Aim
Reproduce, character for character, every line of the entries below from the line containing "Output each element" down to the line containing "bar bbox=[757, 543, 947, 580]", including both of those lines.

Record set
──────────────────────────────
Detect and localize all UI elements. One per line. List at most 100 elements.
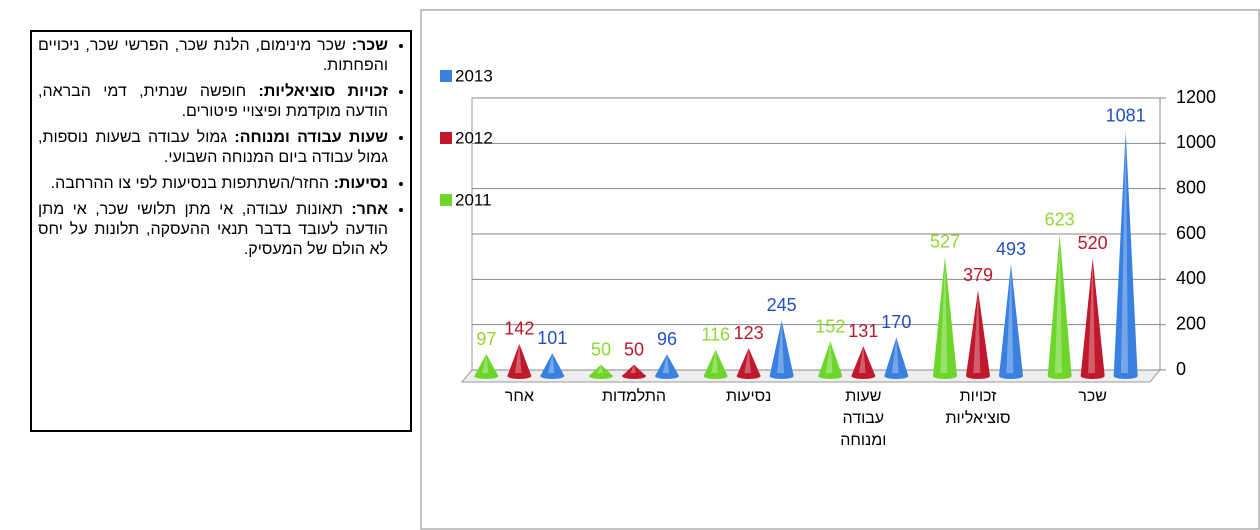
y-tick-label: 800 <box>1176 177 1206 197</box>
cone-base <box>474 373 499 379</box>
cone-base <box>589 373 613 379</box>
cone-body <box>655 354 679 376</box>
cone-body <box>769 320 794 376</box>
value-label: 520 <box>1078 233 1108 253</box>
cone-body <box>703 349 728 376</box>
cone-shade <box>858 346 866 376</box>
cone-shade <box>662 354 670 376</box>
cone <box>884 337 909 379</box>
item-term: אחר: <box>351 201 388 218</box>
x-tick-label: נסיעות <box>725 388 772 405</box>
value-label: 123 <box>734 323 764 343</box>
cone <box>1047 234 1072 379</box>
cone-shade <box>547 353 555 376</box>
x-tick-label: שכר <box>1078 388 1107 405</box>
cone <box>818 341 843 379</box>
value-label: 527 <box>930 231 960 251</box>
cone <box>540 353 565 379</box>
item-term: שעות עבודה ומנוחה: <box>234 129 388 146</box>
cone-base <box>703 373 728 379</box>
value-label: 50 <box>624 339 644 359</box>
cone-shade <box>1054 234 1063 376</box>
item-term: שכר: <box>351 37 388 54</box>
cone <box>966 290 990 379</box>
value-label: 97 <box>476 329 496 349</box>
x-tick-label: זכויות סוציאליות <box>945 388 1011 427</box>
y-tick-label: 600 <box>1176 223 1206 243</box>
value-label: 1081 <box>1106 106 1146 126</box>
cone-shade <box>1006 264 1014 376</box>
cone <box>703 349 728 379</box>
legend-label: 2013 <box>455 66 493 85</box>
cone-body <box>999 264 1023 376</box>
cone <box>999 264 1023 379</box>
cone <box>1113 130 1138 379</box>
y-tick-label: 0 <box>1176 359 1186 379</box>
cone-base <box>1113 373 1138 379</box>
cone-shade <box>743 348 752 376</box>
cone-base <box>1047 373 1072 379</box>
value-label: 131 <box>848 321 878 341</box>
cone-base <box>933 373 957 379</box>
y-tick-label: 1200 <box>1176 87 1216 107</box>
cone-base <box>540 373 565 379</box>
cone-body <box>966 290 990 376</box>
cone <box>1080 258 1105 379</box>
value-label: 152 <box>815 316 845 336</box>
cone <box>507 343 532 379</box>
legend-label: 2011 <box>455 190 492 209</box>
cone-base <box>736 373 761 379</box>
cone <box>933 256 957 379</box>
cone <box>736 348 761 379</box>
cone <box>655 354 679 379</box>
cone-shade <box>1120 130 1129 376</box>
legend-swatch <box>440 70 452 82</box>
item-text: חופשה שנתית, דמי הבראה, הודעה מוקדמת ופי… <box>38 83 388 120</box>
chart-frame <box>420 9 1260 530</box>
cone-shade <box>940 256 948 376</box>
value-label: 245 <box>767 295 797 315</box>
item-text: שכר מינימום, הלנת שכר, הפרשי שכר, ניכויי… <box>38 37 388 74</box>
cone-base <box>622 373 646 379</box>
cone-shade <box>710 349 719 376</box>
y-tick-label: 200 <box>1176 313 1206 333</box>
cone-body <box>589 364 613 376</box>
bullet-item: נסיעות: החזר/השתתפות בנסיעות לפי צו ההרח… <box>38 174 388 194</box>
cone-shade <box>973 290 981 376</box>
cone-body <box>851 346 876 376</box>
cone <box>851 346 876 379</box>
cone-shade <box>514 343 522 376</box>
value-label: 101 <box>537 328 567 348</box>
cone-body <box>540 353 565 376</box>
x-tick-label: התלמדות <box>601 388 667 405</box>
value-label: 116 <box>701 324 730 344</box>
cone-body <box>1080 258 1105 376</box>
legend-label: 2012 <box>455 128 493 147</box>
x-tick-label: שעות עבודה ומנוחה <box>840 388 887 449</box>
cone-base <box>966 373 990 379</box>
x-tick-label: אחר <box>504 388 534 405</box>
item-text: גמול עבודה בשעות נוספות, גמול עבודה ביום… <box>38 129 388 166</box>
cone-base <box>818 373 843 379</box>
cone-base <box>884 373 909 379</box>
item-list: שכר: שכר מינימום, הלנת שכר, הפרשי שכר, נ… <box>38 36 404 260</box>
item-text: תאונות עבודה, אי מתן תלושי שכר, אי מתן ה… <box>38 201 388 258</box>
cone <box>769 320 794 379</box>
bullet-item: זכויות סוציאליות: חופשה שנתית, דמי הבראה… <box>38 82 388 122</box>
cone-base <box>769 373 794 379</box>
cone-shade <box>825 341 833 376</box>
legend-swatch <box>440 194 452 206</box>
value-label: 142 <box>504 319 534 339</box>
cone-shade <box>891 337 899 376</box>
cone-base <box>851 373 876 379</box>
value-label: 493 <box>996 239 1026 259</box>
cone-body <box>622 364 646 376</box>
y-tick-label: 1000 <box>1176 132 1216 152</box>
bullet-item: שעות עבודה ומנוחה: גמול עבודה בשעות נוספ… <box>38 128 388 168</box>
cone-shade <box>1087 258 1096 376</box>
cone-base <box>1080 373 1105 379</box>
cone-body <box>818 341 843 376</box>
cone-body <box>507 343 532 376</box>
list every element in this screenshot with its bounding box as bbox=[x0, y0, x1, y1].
──────────────────────────────
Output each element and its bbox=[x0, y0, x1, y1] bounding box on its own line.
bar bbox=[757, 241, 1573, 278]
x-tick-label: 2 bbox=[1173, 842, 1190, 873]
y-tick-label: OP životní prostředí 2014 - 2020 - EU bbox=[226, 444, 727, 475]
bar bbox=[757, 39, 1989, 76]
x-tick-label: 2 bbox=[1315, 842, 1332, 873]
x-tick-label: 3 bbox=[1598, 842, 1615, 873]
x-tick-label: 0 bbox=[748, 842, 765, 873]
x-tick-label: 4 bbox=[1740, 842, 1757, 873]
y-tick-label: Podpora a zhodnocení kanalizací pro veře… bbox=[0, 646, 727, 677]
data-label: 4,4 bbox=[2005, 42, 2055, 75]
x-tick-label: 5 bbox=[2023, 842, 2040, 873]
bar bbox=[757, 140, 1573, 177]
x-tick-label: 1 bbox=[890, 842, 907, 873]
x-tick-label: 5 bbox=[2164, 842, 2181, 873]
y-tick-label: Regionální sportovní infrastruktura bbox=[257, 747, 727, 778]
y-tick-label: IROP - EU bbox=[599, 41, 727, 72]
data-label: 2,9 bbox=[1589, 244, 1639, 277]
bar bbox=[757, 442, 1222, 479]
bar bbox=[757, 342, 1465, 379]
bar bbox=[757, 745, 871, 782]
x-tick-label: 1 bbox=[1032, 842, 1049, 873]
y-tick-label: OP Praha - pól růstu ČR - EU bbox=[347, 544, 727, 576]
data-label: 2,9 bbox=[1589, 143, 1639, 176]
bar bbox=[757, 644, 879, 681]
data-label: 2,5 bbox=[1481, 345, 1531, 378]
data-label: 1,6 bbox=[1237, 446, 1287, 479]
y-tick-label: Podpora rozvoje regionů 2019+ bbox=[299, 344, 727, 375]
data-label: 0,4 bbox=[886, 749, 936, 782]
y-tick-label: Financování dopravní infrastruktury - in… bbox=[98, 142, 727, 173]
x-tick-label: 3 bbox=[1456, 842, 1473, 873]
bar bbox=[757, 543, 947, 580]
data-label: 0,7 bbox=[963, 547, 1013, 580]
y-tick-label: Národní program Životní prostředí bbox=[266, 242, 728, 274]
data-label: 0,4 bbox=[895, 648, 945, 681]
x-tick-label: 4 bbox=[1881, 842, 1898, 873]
──────────────────────────────
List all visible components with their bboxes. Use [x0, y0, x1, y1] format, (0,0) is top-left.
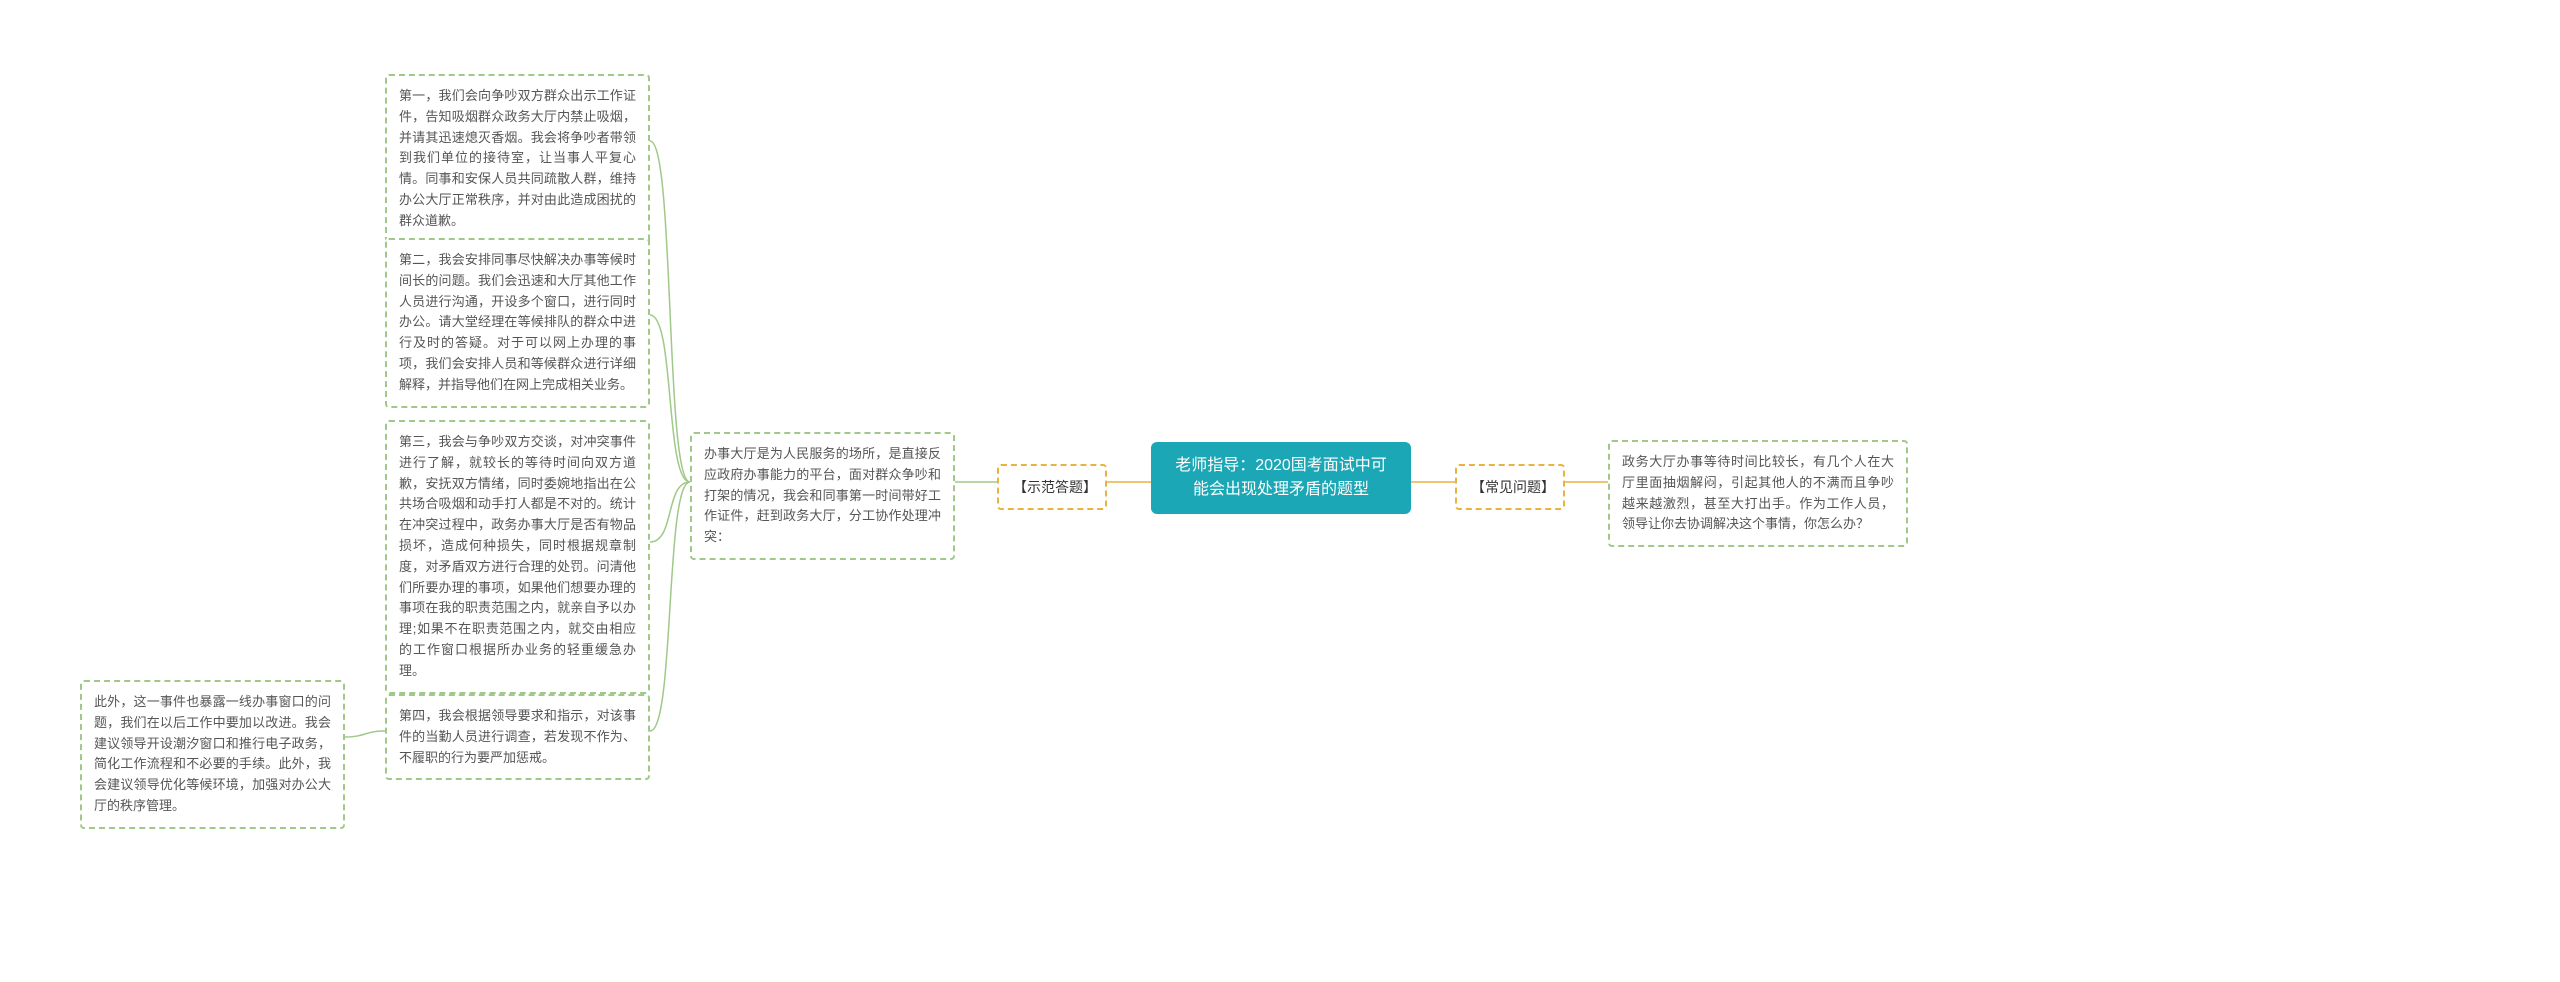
──────────────────────────────
Solution to the problem
Output each element and its bbox=[x0, y0, x1, y1] bounding box on its own line.
bar bbox=[757, 241, 1573, 278]
x-tick-label: 2 bbox=[1173, 842, 1190, 873]
y-tick-label: OP životní prostředí 2014 - 2020 - EU bbox=[226, 444, 727, 475]
bar bbox=[757, 39, 1989, 76]
x-tick-label: 2 bbox=[1315, 842, 1332, 873]
x-tick-label: 3 bbox=[1598, 842, 1615, 873]
x-tick-label: 0 bbox=[748, 842, 765, 873]
x-tick-label: 4 bbox=[1740, 842, 1757, 873]
y-tick-label: Podpora a zhodnocení kanalizací pro veře… bbox=[0, 646, 727, 677]
data-label: 4,4 bbox=[2005, 42, 2055, 75]
x-tick-label: 5 bbox=[2023, 842, 2040, 873]
bar bbox=[757, 140, 1573, 177]
x-tick-label: 1 bbox=[890, 842, 907, 873]
x-tick-label: 5 bbox=[2164, 842, 2181, 873]
y-tick-label: Regionální sportovní infrastruktura bbox=[257, 747, 727, 778]
y-tick-label: IROP - EU bbox=[599, 41, 727, 72]
data-label: 2,9 bbox=[1589, 244, 1639, 277]
bar bbox=[757, 442, 1222, 479]
bar bbox=[757, 342, 1465, 379]
bar bbox=[757, 745, 871, 782]
x-tick-label: 1 bbox=[1032, 842, 1049, 873]
y-tick-label: OP Praha - pól růstu ČR - EU bbox=[347, 544, 727, 576]
data-label: 2,9 bbox=[1589, 143, 1639, 176]
bar bbox=[757, 644, 879, 681]
data-label: 2,5 bbox=[1481, 345, 1531, 378]
data-label: 1,6 bbox=[1237, 446, 1287, 479]
y-tick-label: Podpora rozvoje regionů 2019+ bbox=[299, 344, 727, 375]
data-label: 0,4 bbox=[886, 749, 936, 782]
y-tick-label: Financování dopravní infrastruktury - in… bbox=[98, 142, 727, 173]
x-tick-label: 3 bbox=[1456, 842, 1473, 873]
bar bbox=[757, 543, 947, 580]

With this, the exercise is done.